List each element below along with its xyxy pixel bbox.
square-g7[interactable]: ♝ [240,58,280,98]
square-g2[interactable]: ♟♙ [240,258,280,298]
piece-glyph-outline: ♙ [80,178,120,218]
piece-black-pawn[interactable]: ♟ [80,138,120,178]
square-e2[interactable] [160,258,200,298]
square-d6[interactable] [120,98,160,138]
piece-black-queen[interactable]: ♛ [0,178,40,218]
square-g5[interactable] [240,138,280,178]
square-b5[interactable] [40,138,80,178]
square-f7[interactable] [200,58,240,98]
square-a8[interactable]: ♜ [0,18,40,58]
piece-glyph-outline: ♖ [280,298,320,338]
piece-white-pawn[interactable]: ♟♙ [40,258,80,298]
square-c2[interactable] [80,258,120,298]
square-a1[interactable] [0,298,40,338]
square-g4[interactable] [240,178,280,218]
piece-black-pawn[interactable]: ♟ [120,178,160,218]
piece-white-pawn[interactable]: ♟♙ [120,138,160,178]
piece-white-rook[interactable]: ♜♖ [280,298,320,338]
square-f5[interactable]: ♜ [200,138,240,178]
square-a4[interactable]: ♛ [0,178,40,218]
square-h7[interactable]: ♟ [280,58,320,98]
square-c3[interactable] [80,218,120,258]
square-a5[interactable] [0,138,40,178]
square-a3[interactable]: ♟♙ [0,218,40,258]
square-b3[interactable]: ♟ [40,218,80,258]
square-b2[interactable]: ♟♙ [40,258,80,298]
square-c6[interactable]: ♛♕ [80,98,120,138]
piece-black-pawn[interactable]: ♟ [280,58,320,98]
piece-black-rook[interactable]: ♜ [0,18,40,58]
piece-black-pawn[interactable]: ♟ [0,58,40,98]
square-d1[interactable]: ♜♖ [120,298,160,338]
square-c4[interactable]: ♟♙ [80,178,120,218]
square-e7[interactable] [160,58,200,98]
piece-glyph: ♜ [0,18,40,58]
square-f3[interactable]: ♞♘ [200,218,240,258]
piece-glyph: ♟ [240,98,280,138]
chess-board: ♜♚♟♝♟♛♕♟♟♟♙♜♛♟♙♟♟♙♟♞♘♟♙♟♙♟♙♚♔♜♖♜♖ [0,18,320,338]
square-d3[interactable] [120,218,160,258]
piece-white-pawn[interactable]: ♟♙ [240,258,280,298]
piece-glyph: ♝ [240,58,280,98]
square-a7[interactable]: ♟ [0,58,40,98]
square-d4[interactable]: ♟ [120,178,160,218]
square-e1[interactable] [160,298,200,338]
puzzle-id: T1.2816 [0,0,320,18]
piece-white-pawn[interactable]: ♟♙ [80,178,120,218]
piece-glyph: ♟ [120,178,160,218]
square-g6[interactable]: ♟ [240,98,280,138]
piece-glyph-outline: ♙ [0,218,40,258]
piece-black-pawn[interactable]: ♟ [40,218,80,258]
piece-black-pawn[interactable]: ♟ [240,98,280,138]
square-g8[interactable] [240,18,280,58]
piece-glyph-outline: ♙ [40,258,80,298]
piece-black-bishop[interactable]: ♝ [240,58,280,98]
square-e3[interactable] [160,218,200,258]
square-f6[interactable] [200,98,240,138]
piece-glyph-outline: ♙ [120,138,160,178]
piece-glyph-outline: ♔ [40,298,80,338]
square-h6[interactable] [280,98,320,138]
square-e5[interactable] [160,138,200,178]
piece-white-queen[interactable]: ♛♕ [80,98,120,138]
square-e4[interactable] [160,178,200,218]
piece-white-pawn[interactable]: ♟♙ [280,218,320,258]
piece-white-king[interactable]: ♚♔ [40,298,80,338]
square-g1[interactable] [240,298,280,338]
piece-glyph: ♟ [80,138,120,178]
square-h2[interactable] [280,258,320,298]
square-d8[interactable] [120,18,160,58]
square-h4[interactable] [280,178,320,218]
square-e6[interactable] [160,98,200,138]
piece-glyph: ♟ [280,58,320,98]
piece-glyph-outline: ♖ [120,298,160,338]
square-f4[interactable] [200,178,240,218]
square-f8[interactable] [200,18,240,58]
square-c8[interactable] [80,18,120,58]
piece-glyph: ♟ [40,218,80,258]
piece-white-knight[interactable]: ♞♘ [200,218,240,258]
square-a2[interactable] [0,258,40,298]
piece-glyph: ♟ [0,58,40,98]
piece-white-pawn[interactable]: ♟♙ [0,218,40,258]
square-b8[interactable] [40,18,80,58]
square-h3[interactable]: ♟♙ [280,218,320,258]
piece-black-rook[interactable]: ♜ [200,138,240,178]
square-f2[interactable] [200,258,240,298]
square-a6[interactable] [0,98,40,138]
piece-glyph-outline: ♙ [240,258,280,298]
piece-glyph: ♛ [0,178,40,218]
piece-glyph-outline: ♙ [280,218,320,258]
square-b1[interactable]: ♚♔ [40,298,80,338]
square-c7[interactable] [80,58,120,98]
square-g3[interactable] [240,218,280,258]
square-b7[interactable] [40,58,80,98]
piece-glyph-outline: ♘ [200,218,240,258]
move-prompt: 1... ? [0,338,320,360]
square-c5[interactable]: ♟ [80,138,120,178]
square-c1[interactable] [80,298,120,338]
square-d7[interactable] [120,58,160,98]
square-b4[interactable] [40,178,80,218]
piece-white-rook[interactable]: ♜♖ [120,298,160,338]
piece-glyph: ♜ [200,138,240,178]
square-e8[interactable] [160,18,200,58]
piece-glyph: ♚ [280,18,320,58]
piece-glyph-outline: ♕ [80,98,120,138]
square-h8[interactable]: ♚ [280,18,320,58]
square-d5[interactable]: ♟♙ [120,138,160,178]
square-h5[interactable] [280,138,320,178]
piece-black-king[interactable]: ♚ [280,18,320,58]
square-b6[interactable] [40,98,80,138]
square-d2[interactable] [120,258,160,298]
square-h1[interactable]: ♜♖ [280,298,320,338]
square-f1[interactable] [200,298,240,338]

********************

WHAT TO PRODUCE »
In the material above, rename every "interactable" to "clickable" and copy every other line as it is.

WRITTEN ANSWER »
List each element below along with its xyxy pixel bbox.
square-g7[clickable]: ♝ [240,58,280,98]
square-g2[clickable]: ♟♙ [240,258,280,298]
piece-glyph-outline: ♙ [80,178,120,218]
piece-black-pawn[clickable]: ♟ [80,138,120,178]
square-e2[clickable] [160,258,200,298]
square-d6[clickable] [120,98,160,138]
piece-black-queen[clickable]: ♛ [0,178,40,218]
square-g5[clickable] [240,138,280,178]
square-b5[clickable] [40,138,80,178]
square-f7[clickable] [200,58,240,98]
square-a8[clickable]: ♜ [0,18,40,58]
piece-glyph-outline: ♖ [280,298,320,338]
piece-white-pawn[clickable]: ♟♙ [40,258,80,298]
square-c2[clickable] [80,258,120,298]
square-a1[clickable] [0,298,40,338]
square-g4[clickable] [240,178,280,218]
piece-black-pawn[clickable]: ♟ [120,178,160,218]
piece-white-pawn[clickable]: ♟♙ [120,138,160,178]
piece-white-rook[clickable]: ♜♖ [280,298,320,338]
square-f5[clickable]: ♜ [200,138,240,178]
square-a4[clickable]: ♛ [0,178,40,218]
square-h7[clickable]: ♟ [280,58,320,98]
square-c3[clickable] [80,218,120,258]
square-a5[clickable] [0,138,40,178]
square-a3[clickable]: ♟♙ [0,218,40,258]
square-b3[clickable]: ♟ [40,218,80,258]
square-b2[clickable]: ♟♙ [40,258,80,298]
square-c6[clickable]: ♛♕ [80,98,120,138]
piece-black-pawn[clickable]: ♟ [280,58,320,98]
piece-black-rook[clickable]: ♜ [0,18,40,58]
piece-black-pawn[clickable]: ♟ [0,58,40,98]
square-d1[clickable]: ♜♖ [120,298,160,338]
square-c4[clickable]: ♟♙ [80,178,120,218]
square-e7[clickable] [160,58,200,98]
piece-glyph: ♜ [0,18,40,58]
square-f3[clickable]: ♞♘ [200,218,240,258]
piece-glyph: ♟ [240,98,280,138]
chess-board: ♜♚♟♝♟♛♕♟♟♟♙♜♛♟♙♟♟♙♟♞♘♟♙♟♙♟♙♚♔♜♖♜♖ [0,18,320,338]
square-d3[clickable] [120,218,160,258]
piece-white-pawn[clickable]: ♟♙ [240,258,280,298]
piece-glyph: ♝ [240,58,280,98]
square-a7[clickable]: ♟ [0,58,40,98]
square-d4[clickable]: ♟ [120,178,160,218]
square-e1[clickable] [160,298,200,338]
puzzle-id: T1.2816 [0,0,320,18]
piece-white-pawn[clickable]: ♟♙ [80,178,120,218]
piece-glyph: ♟ [120,178,160,218]
square-g6[clickable]: ♟ [240,98,280,138]
piece-glyph-outline: ♙ [0,218,40,258]
piece-black-pawn[clickable]: ♟ [40,218,80,258]
piece-black-pawn[clickable]: ♟ [240,98,280,138]
square-g8[clickable] [240,18,280,58]
piece-glyph-outline: ♙ [40,258,80,298]
piece-black-bishop[clickable]: ♝ [240,58,280,98]
square-e3[clickable] [160,218,200,258]
square-f6[clickable] [200,98,240,138]
piece-glyph-outline: ♙ [120,138,160,178]
piece-glyph-outline: ♔ [40,298,80,338]
square-h6[clickable] [280,98,320,138]
square-e5[clickable] [160,138,200,178]
piece-white-queen[clickable]: ♛♕ [80,98,120,138]
square-e4[clickable] [160,178,200,218]
piece-white-pawn[clickable]: ♟♙ [280,218,320,258]
piece-white-king[clickable]: ♚♔ [40,298,80,338]
square-g1[clickable] [240,298,280,338]
piece-glyph: ♟ [80,138,120,178]
square-h2[clickable] [280,258,320,298]
square-d8[clickable] [120,18,160,58]
square-h4[clickable] [280,178,320,218]
square-e6[clickable] [160,98,200,138]
piece-glyph: ♟ [280,58,320,98]
piece-glyph-outline: ♖ [120,298,160,338]
square-f4[clickable] [200,178,240,218]
square-f8[clickable] [200,18,240,58]
square-c8[clickable] [80,18,120,58]
piece-glyph: ♟ [40,218,80,258]
piece-white-knight[clickable]: ♞♘ [200,218,240,258]
square-a2[clickable] [0,258,40,298]
piece-glyph: ♟ [0,58,40,98]
piece-white-pawn[clickable]: ♟♙ [0,218,40,258]
square-b8[clickable] [40,18,80,58]
square-h3[clickable]: ♟♙ [280,218,320,258]
piece-black-rook[clickable]: ♜ [200,138,240,178]
square-f2[clickable] [200,258,240,298]
square-a6[clickable] [0,98,40,138]
piece-glyph-outline: ♙ [240,258,280,298]
piece-glyph: ♛ [0,178,40,218]
piece-glyph-outline: ♙ [280,218,320,258]
square-b1[clickable]: ♚♔ [40,298,80,338]
square-c7[clickable] [80,58,120,98]
square-g3[clickable] [240,218,280,258]
square-b7[clickable] [40,58,80,98]
piece-glyph-outline: ♘ [200,218,240,258]
move-prompt: 1... ? [0,338,320,360]
square-c5[clickable]: ♟ [80,138,120,178]
square-c1[clickable] [80,298,120,338]
square-d7[clickable] [120,58,160,98]
square-b4[clickable] [40,178,80,218]
piece-white-rook[clickable]: ♜♖ [120,298,160,338]
piece-glyph: ♜ [200,138,240,178]
square-e8[clickable] [160,18,200,58]
piece-glyph: ♚ [280,18,320,58]
piece-glyph-outline: ♕ [80,98,120,138]
square-h8[clickable]: ♚ [280,18,320,58]
square-d5[clickable]: ♟♙ [120,138,160,178]
square-h5[clickable] [280,138,320,178]
piece-black-king[clickable]: ♚ [280,18,320,58]
square-b6[clickable] [40,98,80,138]
square-d2[clickable] [120,258,160,298]
square-h1[clickable]: ♜♖ [280,298,320,338]
square-f1[clickable] [200,298,240,338]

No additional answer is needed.